*Exercise*.
Please repeat every entry, keeping each one exactly the same.

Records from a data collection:
.....

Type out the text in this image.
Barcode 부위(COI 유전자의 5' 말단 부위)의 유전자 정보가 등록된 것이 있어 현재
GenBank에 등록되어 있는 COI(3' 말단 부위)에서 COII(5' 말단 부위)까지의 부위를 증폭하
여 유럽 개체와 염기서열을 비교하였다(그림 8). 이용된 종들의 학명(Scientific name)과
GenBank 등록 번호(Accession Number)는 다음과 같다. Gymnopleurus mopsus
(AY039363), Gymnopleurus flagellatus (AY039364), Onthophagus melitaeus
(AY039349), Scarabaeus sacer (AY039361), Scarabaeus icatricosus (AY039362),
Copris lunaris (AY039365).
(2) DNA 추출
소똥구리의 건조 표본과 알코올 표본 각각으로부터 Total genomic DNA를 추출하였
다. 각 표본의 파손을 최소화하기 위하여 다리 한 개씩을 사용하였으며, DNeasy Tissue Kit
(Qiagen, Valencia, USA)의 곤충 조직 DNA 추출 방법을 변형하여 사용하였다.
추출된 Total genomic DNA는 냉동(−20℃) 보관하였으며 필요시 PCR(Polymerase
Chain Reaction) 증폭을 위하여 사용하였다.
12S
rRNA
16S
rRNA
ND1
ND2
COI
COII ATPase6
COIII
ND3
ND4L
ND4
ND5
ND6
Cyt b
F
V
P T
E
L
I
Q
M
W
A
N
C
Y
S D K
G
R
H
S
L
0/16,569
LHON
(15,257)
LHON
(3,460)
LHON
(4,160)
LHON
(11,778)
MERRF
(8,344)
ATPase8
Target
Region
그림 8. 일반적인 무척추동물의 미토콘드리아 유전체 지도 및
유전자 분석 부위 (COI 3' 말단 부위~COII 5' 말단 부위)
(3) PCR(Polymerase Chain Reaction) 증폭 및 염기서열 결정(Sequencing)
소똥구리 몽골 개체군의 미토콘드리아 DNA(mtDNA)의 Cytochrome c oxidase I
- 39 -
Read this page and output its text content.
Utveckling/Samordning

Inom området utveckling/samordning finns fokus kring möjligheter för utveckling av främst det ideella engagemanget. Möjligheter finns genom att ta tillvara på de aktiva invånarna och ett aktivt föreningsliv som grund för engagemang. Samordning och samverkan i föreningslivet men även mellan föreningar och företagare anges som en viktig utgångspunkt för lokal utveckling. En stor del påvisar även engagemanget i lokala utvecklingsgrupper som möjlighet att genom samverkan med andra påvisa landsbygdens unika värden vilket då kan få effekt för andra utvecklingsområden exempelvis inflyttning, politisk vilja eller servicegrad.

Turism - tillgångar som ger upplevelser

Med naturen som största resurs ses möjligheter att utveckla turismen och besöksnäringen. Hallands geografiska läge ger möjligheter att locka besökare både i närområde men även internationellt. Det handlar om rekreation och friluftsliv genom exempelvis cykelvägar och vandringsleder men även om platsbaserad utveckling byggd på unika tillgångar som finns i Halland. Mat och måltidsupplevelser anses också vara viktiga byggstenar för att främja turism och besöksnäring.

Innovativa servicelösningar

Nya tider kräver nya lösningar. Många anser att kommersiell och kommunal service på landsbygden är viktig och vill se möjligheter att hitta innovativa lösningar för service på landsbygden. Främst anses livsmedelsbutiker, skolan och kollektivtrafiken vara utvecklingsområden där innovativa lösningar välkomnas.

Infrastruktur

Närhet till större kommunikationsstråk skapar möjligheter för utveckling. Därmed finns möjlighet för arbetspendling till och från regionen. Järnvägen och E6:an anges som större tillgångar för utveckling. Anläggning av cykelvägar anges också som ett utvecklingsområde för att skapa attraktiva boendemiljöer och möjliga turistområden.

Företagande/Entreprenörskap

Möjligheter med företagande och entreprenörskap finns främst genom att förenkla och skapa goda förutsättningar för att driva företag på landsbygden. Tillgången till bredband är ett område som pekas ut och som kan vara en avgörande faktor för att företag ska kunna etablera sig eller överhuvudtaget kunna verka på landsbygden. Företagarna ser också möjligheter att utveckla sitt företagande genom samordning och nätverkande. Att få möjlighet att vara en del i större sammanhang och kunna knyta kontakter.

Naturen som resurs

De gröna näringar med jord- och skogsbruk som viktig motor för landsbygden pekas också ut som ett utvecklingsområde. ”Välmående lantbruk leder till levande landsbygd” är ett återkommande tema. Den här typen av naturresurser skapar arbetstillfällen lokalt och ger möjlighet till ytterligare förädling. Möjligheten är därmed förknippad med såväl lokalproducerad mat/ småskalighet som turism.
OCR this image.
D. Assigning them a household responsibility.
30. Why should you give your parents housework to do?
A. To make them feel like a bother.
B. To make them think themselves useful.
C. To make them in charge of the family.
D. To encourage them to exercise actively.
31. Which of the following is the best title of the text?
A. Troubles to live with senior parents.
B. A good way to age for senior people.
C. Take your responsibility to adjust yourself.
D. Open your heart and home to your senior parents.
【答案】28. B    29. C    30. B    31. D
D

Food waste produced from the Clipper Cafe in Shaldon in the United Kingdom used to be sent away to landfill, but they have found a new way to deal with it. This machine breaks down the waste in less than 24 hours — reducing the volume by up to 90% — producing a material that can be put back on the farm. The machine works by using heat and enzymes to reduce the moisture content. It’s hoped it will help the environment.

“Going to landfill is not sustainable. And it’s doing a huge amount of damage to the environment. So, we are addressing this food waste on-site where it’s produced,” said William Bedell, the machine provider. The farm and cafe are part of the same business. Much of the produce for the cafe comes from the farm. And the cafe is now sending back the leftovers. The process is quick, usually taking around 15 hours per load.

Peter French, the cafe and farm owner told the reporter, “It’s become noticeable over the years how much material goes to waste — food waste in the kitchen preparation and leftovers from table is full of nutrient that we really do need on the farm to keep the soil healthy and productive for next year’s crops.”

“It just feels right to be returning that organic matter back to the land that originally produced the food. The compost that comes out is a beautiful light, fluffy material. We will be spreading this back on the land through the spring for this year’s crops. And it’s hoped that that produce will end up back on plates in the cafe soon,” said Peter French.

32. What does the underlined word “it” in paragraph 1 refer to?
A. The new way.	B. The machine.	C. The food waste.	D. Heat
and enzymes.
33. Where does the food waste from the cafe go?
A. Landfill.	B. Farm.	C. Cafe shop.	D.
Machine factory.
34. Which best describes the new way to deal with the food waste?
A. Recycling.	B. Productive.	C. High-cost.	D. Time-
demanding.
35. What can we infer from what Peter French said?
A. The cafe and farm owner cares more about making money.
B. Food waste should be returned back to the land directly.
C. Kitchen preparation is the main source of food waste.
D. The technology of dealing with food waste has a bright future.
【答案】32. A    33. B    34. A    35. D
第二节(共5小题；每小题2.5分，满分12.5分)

.....

*Task output*.
Type out the text in this image.
Barcode 부위(COI 유전자의 5' 말단 부위)의 유전자 정보가 등록된 것이 있어 현재
GenBank에 등록되어 있는 COI(3' 말단 부위)에서 COII(5' 말단 부위)까지의 부위를 증폭하
여 유럽 개체와 염기서열을 비교하였다(그림 8). 이용된 종들의 학명(Scientific name)과
GenBank 등록 번호(Accession Number)는 다음과 같다. Gymnopleurus mopsus
(AY039363), Gymnopleurus flagellatus (AY039364), Onthophagus melitaeus
(AY039349), Scarabaeus sacer (AY039361), Scarabaeus icatricosus (AY039362),
Copris lunaris (AY039365).
(2) DNA 추출
소똥구리의 건조 표본과 알코올 표본 각각으로부터 Total genomic DNA를 추출하였
다. 각 표본의 파손을 최소화하기 위하여 다리 한 개씩을 사용하였으며, DNeasy Tissue Kit
(Qiagen, Valencia, USA)의 곤충 조직 DNA 추출 방법을 변형하여 사용하였다.
추출된 Total genomic DNA는 냉동(−20℃) 보관하였으며 필요시 PCR(Polymerase
Chain Reaction) 증폭을 위하여 사용하였다.
12S
rRNA
16S
rRNA
ND1
ND2
COI
COII ATPase6
COIII
ND3
ND4L
ND4
ND5
ND6
Cyt b
F
V
P T
E
L
I
Q
M
W
A
N
C
Y
S D K
G
R
H
S
L
0/16,569
LHON
(15,257)
LHON
(3,460)
LHON
(4,160)
LHON
(11,778)
MERRF
(8,344)
ATPase8
Target
Region
그림 8. 일반적인 무척추동물의 미토콘드리아 유전체 지도 및
유전자 분석 부위 (COI 3' 말단 부위~COII 5' 말단 부위)
(3) PCR(Polymerase Chain Reaction) 증폭 및 염기서열 결정(Sequencing)
소똥구리 몽골 개체군의 미토콘드리아 DNA(mtDNA)의 Cytochrome c oxidase I
- 39 -
Read this page and output its text content.
Utveckling/Samordning

Inom området utveckling/samordning finns fokus kring möjligheter för utveckling av främst det ideella engagemanget. Möjligheter finns genom att ta tillvara på de aktiva invånarna och ett aktivt föreningsliv som grund för engagemang. Samordning och samverkan i föreningslivet men även mellan föreningar och företagare anges som en viktig utgångspunkt för lokal utveckling. En stor del påvisar även engagemanget i lokala utvecklingsgrupper som möjlighet att genom samverkan med andra påvisa landsbygdens unika värden vilket då kan få effekt för andra utvecklingsområden exempelvis inflyttning, politisk vilja eller servicegrad.

Turism - tillgångar som ger upplevelser

Med naturen som största resurs ses möjligheter att utveckla turismen och besöksnäringen. Hallands geografiska läge ger möjligheter att locka besökare både i närområde men även internationellt. Det handlar om rekreation och friluftsliv genom exempelvis cykelvägar och vandringsleder men även om platsbaserad utveckling byggd på unika tillgångar som finns i Halland. Mat och måltidsupplevelser anses också vara viktiga byggstenar för att främja turism och besöksnäring.

Innovativa servicelösningar

Nya tider kräver nya lösningar. Många anser att kommersiell och kommunal service på landsbygden är viktig och vill se möjligheter att hitta innovativa lösningar för service på landsbygden. Främst anses livsmedelsbutiker, skolan och kollektivtrafiken vara utvecklingsområden där innovativa lösningar välkomnas.

Infrastruktur

Närhet till större kommunikationsstråk skapar möjligheter för utveckling. Därmed finns möjlighet för arbetspendling till och från regionen. Järnvägen och E6:an anges som större tillgångar för utveckling. Anläggning av cykelvägar anges också som ett utvecklingsområde för att skapa attraktiva boendemiljöer och möjliga turistområden.

Företagande/Entreprenörskap

Möjligheter med företagande och entreprenörskap finns främst genom att förenkla och skapa goda förutsättningar för att driva företag på landsbygden. Tillgången till bredband är ett område som pekas ut och som kan vara en avgörande faktor för att företag ska kunna etablera sig eller överhuvudtaget kunna verka på landsbygden. Företagarna ser också möjligheter att utveckla sitt företagande genom samordning och nätverkande. Att få möjlighet att vara en del i större sammanhang och kunna knyta kontakter.

Naturen som resurs

De gröna näringar med jord- och skogsbruk som viktig motor för landsbygden pekas också ut som ett utvecklingsområde. ”Välmående lantbruk leder till levande landsbygd” är ett återkommande tema. Den här typen av naturresurser skapar arbetstillfällen lokalt och ger möjlighet till ytterligare förädling. Möjligheten är därmed förknippad med såväl lokalproducerad mat/ småskalighet som turism.
OCR this image.
D. Assigning them a household responsibility.
30. Why should you give your parents housework to do?
A. To make them feel like a bother.
B. To make them think themselves useful.
C. To make them in charge of the family.
D. To encourage them to exercise actively.
31. Which of the following is the best title of the text?
A. Troubles to live with senior parents.
B. A good way to age for senior people.
C. Take your responsibility to adjust yourself.
D. Open your heart and home to your senior parents.
【答案】28. B    29. C    30. B    31. D
D

Food waste produced from the Clipper Cafe in Shaldon in the United Kingdom used to be sent away to landfill, but they have found a new way to deal with it. This machine breaks down the waste in less than 24 hours — reducing the volume by up to 90% — producing a material that can be put back on the farm. The machine works by using heat and enzymes to reduce the moisture content. It’s hoped it will help the environment.

“Going to landfill is not sustainable. And it’s doing a huge amount of damage to the environment. So, we are addressing this food waste on-site where it’s produced,” said William Bedell, the machine provider. The farm and cafe are part of the same business. Much of the produce for the cafe comes from the farm. And the cafe is now sending back the leftovers. The process is quick, usually taking around 15 hours per load.

Peter French, the cafe and farm owner told the reporter, “It’s become noticeable over the years how much material goes to waste — food waste in the kitchen preparation and leftovers from table is full of nutrient that we really do need on the farm to keep the soil healthy and productive for next year’s crops.”

“It just feels right to be returning that organic matter back to the land that originally produced the food. The compost that comes out is a beautiful light, fluffy material. We will be spreading this back on the land through the spring for this year’s crops. And it’s hoped that that produce will end up back on plates in the cafe soon,” said Peter French.

32. What does the underlined word “it” in paragraph 1 refer to?
A. The new way.	B. The machine.	C. The food waste.	D. Heat
and enzymes.
33. Where does the food waste from the cafe go?
A. Landfill.	B. Farm.	C. Cafe shop.	D.
Machine factory.
34. Which best describes the new way to deal with the food waste?
A. Recycling.	B. Productive.	C. High-cost.	D. Time-
demanding.
35. What can we infer from what Peter French said?
A. The cafe and farm owner cares more about making money.
B. Food waste should be returned back to the land directly.
C. Kitchen preparation is the main source of food waste.
D. The technology of dealing with food waste has a bright future.
【答案】32. A    33. B    34. A    35. D
第二节(共5小题；每小题2.5分，满分12.5分)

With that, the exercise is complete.